++++ EXCERPTED RECORDS

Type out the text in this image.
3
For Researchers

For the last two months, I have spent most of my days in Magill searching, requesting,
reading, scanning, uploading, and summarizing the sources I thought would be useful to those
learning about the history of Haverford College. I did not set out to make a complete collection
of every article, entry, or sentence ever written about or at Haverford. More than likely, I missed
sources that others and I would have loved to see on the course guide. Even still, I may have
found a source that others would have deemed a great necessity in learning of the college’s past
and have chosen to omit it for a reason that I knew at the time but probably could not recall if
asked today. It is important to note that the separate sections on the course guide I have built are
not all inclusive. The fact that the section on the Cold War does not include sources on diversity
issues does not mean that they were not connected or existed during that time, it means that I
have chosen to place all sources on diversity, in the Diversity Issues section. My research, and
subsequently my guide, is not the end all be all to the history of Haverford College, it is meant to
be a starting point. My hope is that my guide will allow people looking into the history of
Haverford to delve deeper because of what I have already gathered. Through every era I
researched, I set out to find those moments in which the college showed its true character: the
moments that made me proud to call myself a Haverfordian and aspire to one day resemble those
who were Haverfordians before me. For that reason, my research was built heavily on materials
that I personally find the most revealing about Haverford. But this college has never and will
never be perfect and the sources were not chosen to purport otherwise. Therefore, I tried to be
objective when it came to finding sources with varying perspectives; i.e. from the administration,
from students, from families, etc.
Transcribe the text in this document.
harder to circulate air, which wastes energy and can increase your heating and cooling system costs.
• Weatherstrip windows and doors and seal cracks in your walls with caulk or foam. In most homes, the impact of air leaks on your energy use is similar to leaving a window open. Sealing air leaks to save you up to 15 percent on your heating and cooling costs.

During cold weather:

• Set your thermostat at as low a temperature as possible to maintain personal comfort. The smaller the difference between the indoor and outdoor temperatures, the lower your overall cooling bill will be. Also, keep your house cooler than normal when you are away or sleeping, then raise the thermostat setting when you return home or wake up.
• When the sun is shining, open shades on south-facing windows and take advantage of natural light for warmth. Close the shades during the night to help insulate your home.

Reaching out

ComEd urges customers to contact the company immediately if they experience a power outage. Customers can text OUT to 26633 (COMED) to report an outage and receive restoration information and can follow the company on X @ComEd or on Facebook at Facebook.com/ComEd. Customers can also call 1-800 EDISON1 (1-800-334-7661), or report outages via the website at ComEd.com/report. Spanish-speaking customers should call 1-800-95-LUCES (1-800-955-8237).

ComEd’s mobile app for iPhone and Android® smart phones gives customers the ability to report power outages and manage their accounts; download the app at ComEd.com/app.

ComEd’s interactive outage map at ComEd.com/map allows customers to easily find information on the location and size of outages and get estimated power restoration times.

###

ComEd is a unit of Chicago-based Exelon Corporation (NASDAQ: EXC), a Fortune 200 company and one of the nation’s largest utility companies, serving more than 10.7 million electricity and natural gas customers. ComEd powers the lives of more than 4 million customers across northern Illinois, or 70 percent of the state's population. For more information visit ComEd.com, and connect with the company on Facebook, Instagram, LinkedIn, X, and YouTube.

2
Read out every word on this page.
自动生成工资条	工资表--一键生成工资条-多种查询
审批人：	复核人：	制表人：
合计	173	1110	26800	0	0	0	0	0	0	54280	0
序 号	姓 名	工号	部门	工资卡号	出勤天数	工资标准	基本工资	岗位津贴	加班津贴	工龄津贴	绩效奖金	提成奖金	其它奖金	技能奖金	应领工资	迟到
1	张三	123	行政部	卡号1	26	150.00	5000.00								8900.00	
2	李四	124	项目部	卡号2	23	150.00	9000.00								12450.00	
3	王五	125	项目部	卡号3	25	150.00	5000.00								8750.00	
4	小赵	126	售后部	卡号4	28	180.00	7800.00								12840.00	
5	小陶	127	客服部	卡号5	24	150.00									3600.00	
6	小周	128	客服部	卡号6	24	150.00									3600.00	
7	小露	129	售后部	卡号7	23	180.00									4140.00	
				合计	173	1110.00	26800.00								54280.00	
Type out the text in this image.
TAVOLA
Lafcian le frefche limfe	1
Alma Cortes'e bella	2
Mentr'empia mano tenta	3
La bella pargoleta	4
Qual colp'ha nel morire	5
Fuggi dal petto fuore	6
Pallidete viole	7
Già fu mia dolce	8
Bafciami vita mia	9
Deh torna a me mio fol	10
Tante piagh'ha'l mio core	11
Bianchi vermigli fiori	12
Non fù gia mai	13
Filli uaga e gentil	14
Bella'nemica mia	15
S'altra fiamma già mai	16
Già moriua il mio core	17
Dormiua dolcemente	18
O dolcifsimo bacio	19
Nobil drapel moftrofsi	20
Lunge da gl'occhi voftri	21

++++++++

Take the material above and return all of it exactly.

Type out the text in this image.
3
For Researchers

For the last two months, I have spent most of my days in Magill searching, requesting,
reading, scanning, uploading, and summarizing the sources I thought would be useful to those
learning about the history of Haverford College. I did not set out to make a complete collection
of every article, entry, or sentence ever written about or at Haverford. More than likely, I missed
sources that others and I would have loved to see on the course guide. Even still, I may have
found a source that others would have deemed a great necessity in learning of the college’s past
and have chosen to omit it for a reason that I knew at the time but probably could not recall if
asked today. It is important to note that the separate sections on the course guide I have built are
not all inclusive. The fact that the section on the Cold War does not include sources on diversity
issues does not mean that they were not connected or existed during that time, it means that I
have chosen to place all sources on diversity, in the Diversity Issues section. My research, and
subsequently my guide, is not the end all be all to the history of Haverford College, it is meant to
be a starting point. My hope is that my guide will allow people looking into the history of
Haverford to delve deeper because of what I have already gathered. Through every era I
researched, I set out to find those moments in which the college showed its true character: the
moments that made me proud to call myself a Haverfordian and aspire to one day resemble those
who were Haverfordians before me. For that reason, my research was built heavily on materials
that I personally find the most revealing about Haverford. But this college has never and will
never be perfect and the sources were not chosen to purport otherwise. Therefore, I tried to be
objective when it came to finding sources with varying perspectives; i.e. from the administration,
from students, from families, etc.
Transcribe the text in this document.
harder to circulate air, which wastes energy and can increase your heating and cooling system costs.
• Weatherstrip windows and doors and seal cracks in your walls with caulk or foam. In most homes, the impact of air leaks on your energy use is similar to leaving a window open. Sealing air leaks to save you up to 15 percent on your heating and cooling costs.

During cold weather:

• Set your thermostat at as low a temperature as possible to maintain personal comfort. The smaller the difference between the indoor and outdoor temperatures, the lower your overall cooling bill will be. Also, keep your house cooler than normal when you are away or sleeping, then raise the thermostat setting when you return home or wake up.
• When the sun is shining, open shades on south-facing windows and take advantage of natural light for warmth. Close the shades during the night to help insulate your home.

Reaching out

ComEd urges customers to contact the company immediately if they experience a power outage. Customers can text OUT to 26633 (COMED) to report an outage and receive restoration information and can follow the company on X @ComEd or on Facebook at Facebook.com/ComEd. Customers can also call 1-800 EDISON1 (1-800-334-7661), or report outages via the website at ComEd.com/report. Spanish-speaking customers should call 1-800-95-LUCES (1-800-955-8237).

ComEd’s mobile app for iPhone and Android® smart phones gives customers the ability to report power outages and manage their accounts; download the app at ComEd.com/app.

ComEd’s interactive outage map at ComEd.com/map allows customers to easily find information on the location and size of outages and get estimated power restoration times.

###

ComEd is a unit of Chicago-based Exelon Corporation (NASDAQ: EXC), a Fortune 200 company and one of the nation’s largest utility companies, serving more than 10.7 million electricity and natural gas customers. ComEd powers the lives of more than 4 million customers across northern Illinois, or 70 percent of the state's population. For more information visit ComEd.com, and connect with the company on Facebook, Instagram, LinkedIn, X, and YouTube.

2
Read out every word on this page.
自动生成工资条	工资表--一键生成工资条-多种查询
审批人：	复核人：	制表人：
合计	173	1110	26800	0	0	0	0	0	0	54280	0
序 号	姓 名	工号	部门	工资卡号	出勤天数	工资标准	基本工资	岗位津贴	加班津贴	工龄津贴	绩效奖金	提成奖金	其它奖金	技能奖金	应领工资	迟到
1	张三	123	行政部	卡号1	26	150.00	5000.00								8900.00	
2	李四	124	项目部	卡号2	23	150.00	9000.00								12450.00	
3	王五	125	项目部	卡号3	25	150.00	5000.00								8750.00	
4	小赵	126	售后部	卡号4	28	180.00	7800.00								12840.00	
5	小陶	127	客服部	卡号5	24	150.00									3600.00	
6	小周	128	客服部	卡号6	24	150.00									3600.00	
7	小露	129	售后部	卡号7	23	180.00									4140.00	
				合计	173	1110.00	26800.00								54280.00	
Type out the text in this image.
TAVOLA
Lafcian le frefche limfe	1
Alma Cortes'e bella	2
Mentr'empia mano tenta	3
La bella pargoleta	4
Qual colp'ha nel morire	5
Fuggi dal petto fuore	6
Pallidete viole	7
Già fu mia dolce	8
Bafciami vita mia	9
Deh torna a me mio fol	10
Tante piagh'ha'l mio core	11
Bianchi vermigli fiori	12
Non fù gia mai	13
Filli uaga e gentil	14
Bella'nemica mia	15
S'altra fiamma già mai	16
Già moriua il mio core	17
Dormiua dolcemente	18
O dolcifsimo bacio	19
Nobil drapel moftrofsi	20
Lunge da gl'occhi voftri	21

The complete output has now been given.